What you will do:
Tally every line of the listing below that holds "text", then give the tally alone.

Data for the task:
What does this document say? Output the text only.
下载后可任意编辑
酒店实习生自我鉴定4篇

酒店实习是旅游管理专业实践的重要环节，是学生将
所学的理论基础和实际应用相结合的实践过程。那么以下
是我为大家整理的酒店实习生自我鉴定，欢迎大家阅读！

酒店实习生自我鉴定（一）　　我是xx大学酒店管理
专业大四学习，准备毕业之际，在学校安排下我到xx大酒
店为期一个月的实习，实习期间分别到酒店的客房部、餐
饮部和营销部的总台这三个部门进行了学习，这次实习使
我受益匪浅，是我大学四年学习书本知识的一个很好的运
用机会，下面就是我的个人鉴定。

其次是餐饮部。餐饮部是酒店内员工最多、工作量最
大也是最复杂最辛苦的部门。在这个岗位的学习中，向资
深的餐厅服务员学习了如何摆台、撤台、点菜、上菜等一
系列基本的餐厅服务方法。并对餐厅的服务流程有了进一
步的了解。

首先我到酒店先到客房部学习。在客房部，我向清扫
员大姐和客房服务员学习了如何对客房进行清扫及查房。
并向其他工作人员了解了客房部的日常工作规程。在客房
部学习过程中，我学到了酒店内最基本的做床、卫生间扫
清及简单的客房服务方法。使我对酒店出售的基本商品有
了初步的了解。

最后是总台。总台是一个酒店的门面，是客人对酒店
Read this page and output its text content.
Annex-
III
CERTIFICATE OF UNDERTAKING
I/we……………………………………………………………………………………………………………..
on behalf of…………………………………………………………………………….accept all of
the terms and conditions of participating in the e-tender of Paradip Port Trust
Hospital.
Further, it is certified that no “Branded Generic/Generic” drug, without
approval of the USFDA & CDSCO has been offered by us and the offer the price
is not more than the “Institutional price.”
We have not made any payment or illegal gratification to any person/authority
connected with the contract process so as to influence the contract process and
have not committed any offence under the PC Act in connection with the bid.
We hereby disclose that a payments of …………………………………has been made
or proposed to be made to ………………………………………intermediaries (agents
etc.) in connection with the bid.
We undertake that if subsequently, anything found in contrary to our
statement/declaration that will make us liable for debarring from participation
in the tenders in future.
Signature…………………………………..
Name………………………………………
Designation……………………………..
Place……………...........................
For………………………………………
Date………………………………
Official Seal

Problem solution:
2